**EXERCISE TEXT**:
━━━

- Born: 19 October 1907 New Malden, Surrey, England
- Died: 3 April 2005 (aged 97) Kew, London, England
- Education: Kingston School of Art; Richmond School of Art; Central School of Art and Design;
- Known for: Painting, drawing
- Website: phyllisginger.co.uk

= Phyllis Ginger =

English painter (1907–2005)

Phyllis Ethel Ginger (19 October 1907 – 3 May 2005) was a British artist and illustrator who, although she had a long career in several different media, is now best known for the topographical watercolours she produced during the Second World War for the Recording Britain project.

Ginger was also a book illustrator and designer of graphic advertisements and book covers.

==Biography==
Ginger was born in New Malden, Surrey, and attended the Tiffin Girls' School in Kingston upon Thames, where she showed some aptitude for art and attended evening classes at Kingston School of Art. Although her father, who worked for the Post Office, was an amateur artist her parents persuaded Ginger of the need for a more conventional career and she spent some years working as a junior civil servant. In 1932, Ginger enrolled at the Richmond School of Art and then began taking evening classes at the Central School of Art and Design. Aged 30, she won a scholarship which allowed her to attend the Central School on a full-time basis until 1939.

In 1938 she exhibited at the Royal Academy for the first time and in 1939 joined the Senefelder Club and also the Allied International Artists group, with which she showed twice. Her work began to attract international attention.

In 1939 she was commissioned to paint a picture of a London bridge as a gift for the retiring American ambassador to London and the Library of Congress purchased her lithograph, Snow Day at St Bartholomew's Hospital.

━━━

**DATA LISTING**:
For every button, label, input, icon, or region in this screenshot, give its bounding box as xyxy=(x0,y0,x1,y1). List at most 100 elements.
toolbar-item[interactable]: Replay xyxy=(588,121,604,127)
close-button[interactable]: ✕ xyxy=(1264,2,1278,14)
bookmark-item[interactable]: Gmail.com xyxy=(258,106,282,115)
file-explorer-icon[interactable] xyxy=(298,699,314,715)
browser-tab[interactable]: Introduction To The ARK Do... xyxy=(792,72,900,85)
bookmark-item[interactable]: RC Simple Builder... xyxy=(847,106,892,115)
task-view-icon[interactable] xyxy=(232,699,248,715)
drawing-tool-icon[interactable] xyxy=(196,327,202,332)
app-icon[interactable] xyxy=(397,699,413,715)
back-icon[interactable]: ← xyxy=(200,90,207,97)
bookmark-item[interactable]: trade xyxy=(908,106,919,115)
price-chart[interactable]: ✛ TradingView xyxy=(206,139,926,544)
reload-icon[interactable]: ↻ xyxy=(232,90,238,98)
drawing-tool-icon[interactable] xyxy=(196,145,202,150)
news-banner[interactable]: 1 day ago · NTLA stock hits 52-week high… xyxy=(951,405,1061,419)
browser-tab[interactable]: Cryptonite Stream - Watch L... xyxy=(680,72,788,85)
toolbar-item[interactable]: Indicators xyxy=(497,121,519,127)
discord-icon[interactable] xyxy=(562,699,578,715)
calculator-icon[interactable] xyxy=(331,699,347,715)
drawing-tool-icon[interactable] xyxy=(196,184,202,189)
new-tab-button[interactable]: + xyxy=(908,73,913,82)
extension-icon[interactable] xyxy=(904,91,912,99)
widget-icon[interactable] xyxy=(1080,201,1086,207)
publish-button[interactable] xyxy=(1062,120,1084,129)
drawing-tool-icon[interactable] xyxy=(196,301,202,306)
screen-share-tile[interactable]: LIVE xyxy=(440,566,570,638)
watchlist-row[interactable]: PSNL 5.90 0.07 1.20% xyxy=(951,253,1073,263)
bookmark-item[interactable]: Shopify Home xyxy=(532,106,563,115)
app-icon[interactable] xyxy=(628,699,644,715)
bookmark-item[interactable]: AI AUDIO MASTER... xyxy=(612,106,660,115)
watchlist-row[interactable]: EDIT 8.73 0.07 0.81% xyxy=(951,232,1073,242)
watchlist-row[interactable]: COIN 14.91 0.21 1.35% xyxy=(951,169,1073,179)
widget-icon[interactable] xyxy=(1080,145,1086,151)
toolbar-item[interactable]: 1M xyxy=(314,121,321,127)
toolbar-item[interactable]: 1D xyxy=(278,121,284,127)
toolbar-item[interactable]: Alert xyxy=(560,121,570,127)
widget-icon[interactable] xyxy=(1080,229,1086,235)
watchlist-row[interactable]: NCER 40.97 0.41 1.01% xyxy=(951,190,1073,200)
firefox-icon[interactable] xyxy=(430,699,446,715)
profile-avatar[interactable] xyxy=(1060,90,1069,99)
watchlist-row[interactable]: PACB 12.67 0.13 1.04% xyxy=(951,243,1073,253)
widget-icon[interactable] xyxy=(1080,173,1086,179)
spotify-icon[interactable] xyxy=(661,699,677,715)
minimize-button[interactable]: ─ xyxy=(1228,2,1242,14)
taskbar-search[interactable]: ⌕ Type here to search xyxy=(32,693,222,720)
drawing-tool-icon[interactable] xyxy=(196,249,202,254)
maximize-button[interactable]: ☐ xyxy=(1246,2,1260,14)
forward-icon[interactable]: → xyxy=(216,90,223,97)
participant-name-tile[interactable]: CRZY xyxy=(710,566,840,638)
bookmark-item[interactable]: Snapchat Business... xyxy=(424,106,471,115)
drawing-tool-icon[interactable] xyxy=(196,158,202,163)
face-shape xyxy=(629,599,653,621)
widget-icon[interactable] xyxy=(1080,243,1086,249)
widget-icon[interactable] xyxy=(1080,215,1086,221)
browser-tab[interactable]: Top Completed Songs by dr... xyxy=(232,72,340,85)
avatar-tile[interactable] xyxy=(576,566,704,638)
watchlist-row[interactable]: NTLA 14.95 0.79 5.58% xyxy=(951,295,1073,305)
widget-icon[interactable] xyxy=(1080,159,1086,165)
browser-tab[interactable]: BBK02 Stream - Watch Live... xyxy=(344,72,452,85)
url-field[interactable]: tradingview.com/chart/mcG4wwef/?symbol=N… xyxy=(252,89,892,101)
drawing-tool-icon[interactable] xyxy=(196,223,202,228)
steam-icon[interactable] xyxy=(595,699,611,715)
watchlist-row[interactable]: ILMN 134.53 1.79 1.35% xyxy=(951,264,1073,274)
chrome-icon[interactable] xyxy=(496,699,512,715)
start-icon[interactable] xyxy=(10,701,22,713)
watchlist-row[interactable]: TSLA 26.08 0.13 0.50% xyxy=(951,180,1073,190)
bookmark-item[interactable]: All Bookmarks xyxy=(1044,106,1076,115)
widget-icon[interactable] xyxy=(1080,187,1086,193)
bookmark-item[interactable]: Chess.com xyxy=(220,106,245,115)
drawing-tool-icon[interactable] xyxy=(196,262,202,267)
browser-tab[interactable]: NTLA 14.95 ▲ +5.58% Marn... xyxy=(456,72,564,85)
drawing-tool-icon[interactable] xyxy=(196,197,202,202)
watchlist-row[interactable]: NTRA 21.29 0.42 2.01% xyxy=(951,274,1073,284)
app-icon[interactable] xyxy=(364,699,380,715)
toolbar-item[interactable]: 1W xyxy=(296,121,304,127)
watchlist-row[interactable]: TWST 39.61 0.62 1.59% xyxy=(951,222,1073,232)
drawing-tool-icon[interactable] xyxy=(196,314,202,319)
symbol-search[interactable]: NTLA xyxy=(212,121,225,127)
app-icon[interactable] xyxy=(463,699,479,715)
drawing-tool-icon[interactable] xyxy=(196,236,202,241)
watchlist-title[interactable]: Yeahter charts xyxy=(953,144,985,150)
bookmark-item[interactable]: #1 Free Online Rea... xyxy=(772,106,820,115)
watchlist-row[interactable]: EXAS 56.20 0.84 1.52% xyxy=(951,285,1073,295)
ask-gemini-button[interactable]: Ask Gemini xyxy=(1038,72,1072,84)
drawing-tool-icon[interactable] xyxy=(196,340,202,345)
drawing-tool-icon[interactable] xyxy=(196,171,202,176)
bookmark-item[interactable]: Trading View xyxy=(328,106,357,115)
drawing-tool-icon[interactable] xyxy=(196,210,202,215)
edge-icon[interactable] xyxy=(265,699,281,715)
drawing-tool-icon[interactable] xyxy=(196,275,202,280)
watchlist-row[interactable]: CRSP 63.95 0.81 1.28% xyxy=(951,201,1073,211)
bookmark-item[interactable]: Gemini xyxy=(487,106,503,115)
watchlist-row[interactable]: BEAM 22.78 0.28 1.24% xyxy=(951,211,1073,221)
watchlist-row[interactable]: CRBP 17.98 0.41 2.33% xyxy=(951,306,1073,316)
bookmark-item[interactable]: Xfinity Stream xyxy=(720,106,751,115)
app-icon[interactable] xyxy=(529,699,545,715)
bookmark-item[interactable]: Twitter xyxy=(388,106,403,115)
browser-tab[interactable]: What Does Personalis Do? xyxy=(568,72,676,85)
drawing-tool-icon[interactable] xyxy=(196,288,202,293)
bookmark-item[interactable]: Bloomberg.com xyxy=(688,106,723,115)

━━━

**PROBLEM SET**:
- 1) Copy the Phyllis Ginger biography from "Phyllis Ethel Ginger" to "Recording Britain project.", changing "topographical watercolours" to "landscape watercolours".
- 2) According to the Phyllis Ginger biography, which school did Ginger attend in Kingston upon Thames?

**ANSWERS TO EACH TASK**:
- 1)
Phyllis Ethel Ginger (19 October 1907 – 3 May 2005) was a British artist and illustrator who, although she had a long career in several different media, is now best known for the landscape watercolours she produced during the Second World War for the Recording Britain project.

- 2) The Tiffin Girls' School.